• _Directions_: Go through the listing and copy every line word for word.

-=-=-

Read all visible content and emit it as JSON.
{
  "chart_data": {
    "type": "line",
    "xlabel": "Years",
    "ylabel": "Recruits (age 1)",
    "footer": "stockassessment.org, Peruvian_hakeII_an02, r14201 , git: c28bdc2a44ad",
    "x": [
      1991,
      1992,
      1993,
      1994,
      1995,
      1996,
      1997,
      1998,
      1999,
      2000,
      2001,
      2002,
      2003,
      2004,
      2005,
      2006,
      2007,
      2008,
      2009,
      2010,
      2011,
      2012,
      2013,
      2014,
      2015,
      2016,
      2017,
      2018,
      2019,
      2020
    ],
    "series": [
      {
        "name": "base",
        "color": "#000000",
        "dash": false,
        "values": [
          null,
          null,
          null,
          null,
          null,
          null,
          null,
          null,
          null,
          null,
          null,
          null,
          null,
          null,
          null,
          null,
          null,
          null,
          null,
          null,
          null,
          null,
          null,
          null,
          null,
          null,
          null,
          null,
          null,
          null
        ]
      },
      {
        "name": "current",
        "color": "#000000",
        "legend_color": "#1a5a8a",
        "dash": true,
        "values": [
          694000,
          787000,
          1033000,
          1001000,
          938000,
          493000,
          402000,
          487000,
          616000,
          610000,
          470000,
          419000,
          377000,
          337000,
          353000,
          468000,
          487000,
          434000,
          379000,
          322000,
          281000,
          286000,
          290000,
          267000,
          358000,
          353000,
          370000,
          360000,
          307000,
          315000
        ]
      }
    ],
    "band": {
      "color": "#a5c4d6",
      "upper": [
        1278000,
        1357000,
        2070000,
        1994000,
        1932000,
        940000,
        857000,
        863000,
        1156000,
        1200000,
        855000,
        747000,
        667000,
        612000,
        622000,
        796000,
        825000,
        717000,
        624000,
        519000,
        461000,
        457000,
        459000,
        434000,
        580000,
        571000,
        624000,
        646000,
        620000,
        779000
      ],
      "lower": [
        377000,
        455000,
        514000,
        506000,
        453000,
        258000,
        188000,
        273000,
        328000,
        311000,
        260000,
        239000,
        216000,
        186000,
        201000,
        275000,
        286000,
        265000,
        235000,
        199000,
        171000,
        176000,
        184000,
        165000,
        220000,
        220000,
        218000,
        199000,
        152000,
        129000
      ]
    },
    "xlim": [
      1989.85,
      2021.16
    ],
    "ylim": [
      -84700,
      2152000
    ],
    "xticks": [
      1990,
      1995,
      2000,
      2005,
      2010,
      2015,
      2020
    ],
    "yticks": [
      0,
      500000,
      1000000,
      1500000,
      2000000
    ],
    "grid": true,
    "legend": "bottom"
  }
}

-=-=-

• _Reply_:
Read all visible content and emit it as JSON.
{
  "chart_data": {
    "type": "line",
    "xlabel": "Years",
    "ylabel": "Recruits (age 1)",
    "footer": "stockassessment.org, Peruvian_hakeII_an02, r14201 , git: c28bdc2a44ad",
    "x": [
      1991,
      1992,
      1993,
      1994,
      1995,
      1996,
      1997,
      1998,
      1999,
      2000,
      2001,
      2002,
      2003,
      2004,
      2005,
      2006,
      2007,
      2008,
      2009,
      2010,
      2011,
      2012,
      2013,
      2014,
      2015,
      2016,
      2017,
      2018,
      2019,
      2020
    ],
    "series": [
      {
        "name": "base",
        "color": "#000000",
        "dash": false,
        "values": [
          null,
          null,
          null,
          null,
          null,
          null,
          null,
          null,
          null,
          null,
          null,
          null,
          null,
          null,
          null,
          null,
          null,
          null,
          null,
          null,
          null,
          null,
          null,
          null,
          null,
          null,
          null,
          null,
          null,
          null
        ]
      },
      {
        "name": "current",
        "color": "#000000",
        "legend_color": "#1a5a8a",
        "dash": true,
        "values": [
          694000,
          787000,
          1033000,
          1001000,
          938000,
          493000,
          402000,
          487000,
          616000,
          610000,
          470000,
          419000,
          377000,
          337000,
          353000,
          468000,
          487000,
          434000,
          379000,
          322000,
          281000,
          286000,
          290000,
          267000,
          358000,
          353000,
          370000,
          360000,
          307000,
          315000
        ]
      }
    ],
    "band": {
      "color": "#a5c4d6",
      "upper": [
        1278000,
        1357000,
        2070000,
        1994000,
        1932000,
        940000,
        857000,
        863000,
        1156000,
        1200000,
        855000,
        747000,
        667000,
        612000,
        622000,
        796000,
        825000,
        717000,
        624000,
        519000,
        461000,
        457000,
        459000,
        434000,
        580000,
        571000,
        624000,
        646000,
        620000,
        779000
      ],
      "lower": [
        377000,
        455000,
        514000,
        506000,
        453000,
        258000,
        188000,
        273000,
        328000,
        311000,
        260000,
        239000,
        216000,
        186000,
        201000,
        275000,
        286000,
        265000,
        235000,
        199000,
        171000,
        176000,
        184000,
        165000,
        220000,
        220000,
        218000,
        199000,
        152000,
        129000
      ]
    },
    "xlim": [
      1989.85,
      2021.16
    ],
    "ylim": [
      -84700,
      2152000
    ],
    "xticks": [
      1990,
      1995,
      2000,
      2005,
      2010,
      2015,
      2020
    ],
    "yticks": [
      0,
      500000,
      1000000,
      1500000,
      2000000
    ],
    "grid": true,
    "legend": "bottom"
  }
}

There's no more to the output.